GIVEN TASK: Copy every entry precisely.

AVAILABLE DATA:

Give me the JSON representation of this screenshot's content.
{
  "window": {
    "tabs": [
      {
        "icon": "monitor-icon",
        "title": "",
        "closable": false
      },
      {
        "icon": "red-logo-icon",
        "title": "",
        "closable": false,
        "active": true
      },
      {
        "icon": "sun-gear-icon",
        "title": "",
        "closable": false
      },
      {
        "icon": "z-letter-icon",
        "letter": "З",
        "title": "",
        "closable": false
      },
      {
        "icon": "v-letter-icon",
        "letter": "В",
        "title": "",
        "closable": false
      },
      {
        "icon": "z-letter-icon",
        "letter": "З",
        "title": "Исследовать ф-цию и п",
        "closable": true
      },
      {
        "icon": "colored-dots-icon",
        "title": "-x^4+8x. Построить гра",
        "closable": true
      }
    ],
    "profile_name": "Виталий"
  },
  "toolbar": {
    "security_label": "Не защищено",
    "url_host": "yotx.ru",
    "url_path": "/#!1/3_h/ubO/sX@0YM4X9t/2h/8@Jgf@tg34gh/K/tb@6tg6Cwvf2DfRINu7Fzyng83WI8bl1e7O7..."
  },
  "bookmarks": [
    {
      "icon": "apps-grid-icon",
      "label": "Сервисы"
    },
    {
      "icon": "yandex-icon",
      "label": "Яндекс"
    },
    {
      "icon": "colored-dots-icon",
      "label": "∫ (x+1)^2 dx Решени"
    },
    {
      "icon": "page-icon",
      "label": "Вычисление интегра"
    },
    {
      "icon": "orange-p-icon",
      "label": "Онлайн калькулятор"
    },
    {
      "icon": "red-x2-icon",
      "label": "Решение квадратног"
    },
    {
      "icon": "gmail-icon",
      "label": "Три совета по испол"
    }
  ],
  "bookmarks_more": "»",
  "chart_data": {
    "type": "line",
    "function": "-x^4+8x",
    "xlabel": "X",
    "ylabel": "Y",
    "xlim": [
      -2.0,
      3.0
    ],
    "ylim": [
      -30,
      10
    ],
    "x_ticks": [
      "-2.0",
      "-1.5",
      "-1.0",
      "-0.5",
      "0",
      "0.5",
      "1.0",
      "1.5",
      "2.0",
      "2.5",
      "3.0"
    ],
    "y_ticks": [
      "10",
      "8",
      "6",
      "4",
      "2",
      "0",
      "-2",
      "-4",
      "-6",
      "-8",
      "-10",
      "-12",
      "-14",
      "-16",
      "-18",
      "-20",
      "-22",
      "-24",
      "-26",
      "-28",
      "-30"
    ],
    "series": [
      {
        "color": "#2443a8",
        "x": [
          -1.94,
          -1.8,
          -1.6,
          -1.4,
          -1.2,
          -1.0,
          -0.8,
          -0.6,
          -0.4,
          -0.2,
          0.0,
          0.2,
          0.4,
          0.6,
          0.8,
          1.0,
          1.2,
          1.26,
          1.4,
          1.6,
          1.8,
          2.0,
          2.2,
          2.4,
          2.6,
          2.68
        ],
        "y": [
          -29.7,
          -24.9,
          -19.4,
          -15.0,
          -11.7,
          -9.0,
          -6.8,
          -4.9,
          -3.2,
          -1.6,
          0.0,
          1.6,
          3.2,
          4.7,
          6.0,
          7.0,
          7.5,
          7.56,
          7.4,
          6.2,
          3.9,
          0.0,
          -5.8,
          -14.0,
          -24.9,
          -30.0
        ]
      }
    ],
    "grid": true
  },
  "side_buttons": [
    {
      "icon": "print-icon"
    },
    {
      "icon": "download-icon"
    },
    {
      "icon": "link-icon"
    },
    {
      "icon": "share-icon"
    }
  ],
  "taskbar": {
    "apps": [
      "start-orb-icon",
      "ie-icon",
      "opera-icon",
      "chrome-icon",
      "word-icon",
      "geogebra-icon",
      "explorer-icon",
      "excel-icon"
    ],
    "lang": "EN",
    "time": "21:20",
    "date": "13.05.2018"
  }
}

RESULT OF THIS TASK:
Give me the JSON representation of this screenshot's content.
{
  "window": {
    "tabs": [
      {
        "icon": "monitor-icon",
        "title": "",
        "closable": false
      },
      {
        "icon": "red-logo-icon",
        "title": "",
        "closable": false,
        "active": true
      },
      {
        "icon": "sun-gear-icon",
        "title": "",
        "closable": false
      },
      {
        "icon": "z-letter-icon",
        "letter": "З",
        "title": "",
        "closable": false
      },
      {
        "icon": "v-letter-icon",
        "letter": "В",
        "title": "",
        "closable": false
      },
      {
        "icon": "z-letter-icon",
        "letter": "З",
        "title": "Исследовать ф-цию и п",
        "closable": true
      },
      {
        "icon": "colored-dots-icon",
        "title": "-x^4+8x. Построить гра",
        "closable": true
      }
    ],
    "profile_name": "Виталий"
  },
  "toolbar": {
    "security_label": "Не защищено",
    "url_host": "yotx.ru",
    "url_path": "/#!1/3_h/ubO/sX@0YM4X9t/2h/8@Jgf@tg34gh/K/tb@6tg6Cwvf2DfRINu7Fzyng83WI8bl1e7O7..."
  },
  "bookmarks": [
    {
      "icon": "apps-grid-icon",
      "label": "Сервисы"
    },
    {
      "icon": "yandex-icon",
      "label": "Яндекс"
    },
    {
      "icon": "colored-dots-icon",
      "label": "∫ (x+1)^2 dx Решени"
    },
    {
      "icon": "page-icon",
      "label": "Вычисление интегра"
    },
    {
      "icon": "orange-p-icon",
      "label": "Онлайн калькулятор"
    },
    {
      "icon": "red-x2-icon",
      "label": "Решение квадратног"
    },
    {
      "icon": "gmail-icon",
      "label": "Три совета по испол"
    }
  ],
  "bookmarks_more": "»",
  "chart_data": {
    "type": "line",
    "function": "-x^4+8x",
    "xlabel": "X",
    "ylabel": "Y",
    "xlim": [
      -2.0,
      3.0
    ],
    "ylim": [
      -30,
      10
    ],
    "x_ticks": [
      "-2.0",
      "-1.5",
      "-1.0",
      "-0.5",
      "0",
      "0.5",
      "1.0",
      "1.5",
      "2.0",
      "2.5",
      "3.0"
    ],
    "y_ticks": [
      "10",
      "8",
      "6",
      "4",
      "2",
      "0",
      "-2",
      "-4",
      "-6",
      "-8",
      "-10",
      "-12",
      "-14",
      "-16",
      "-18",
      "-20",
      "-22",
      "-24",
      "-26",
      "-28",
      "-30"
    ],
    "series": [
      {
        "color": "#2443a8",
        "x": [
          -1.94,
          -1.8,
          -1.6,
          -1.4,
          -1.2,
          -1.0,
          -0.8,
          -0.6,
          -0.4,
          -0.2,
          0.0,
          0.2,
          0.4,
          0.6,
          0.8,
          1.0,
          1.2,
          1.26,
          1.4,
          1.6,
          1.8,
          2.0,
          2.2,
          2.4,
          2.6,
          2.68
        ],
        "y": [
          -29.7,
          -24.9,
          -19.4,
          -15.0,
          -11.7,
          -9.0,
          -6.8,
          -4.9,
          -3.2,
          -1.6,
          0.0,
          1.6,
          3.2,
          4.7,
          6.0,
          7.0,
          7.5,
          7.56,
          7.4,
          6.2,
          3.9,
          0.0,
          -5.8,
          -14.0,
          -24.9,
          -30.0
        ]
      }
    ],
    "grid": true
  },
  "side_buttons": [
    {
      "icon": "print-icon"
    },
    {
      "icon": "download-icon"
    },
    {
      "icon": "link-icon"
    },
    {
      "icon": "share-icon"
    }
  ],
  "taskbar": {
    "apps": [
      "start-orb-icon",
      "ie-icon",
      "opera-icon",
      "chrome-icon",
      "word-icon",
      "geogebra-icon",
      "explorer-icon",
      "excel-icon"
    ],
    "lang": "EN",
    "time": "21:20",
    "date": "13.05.2018"
  }
}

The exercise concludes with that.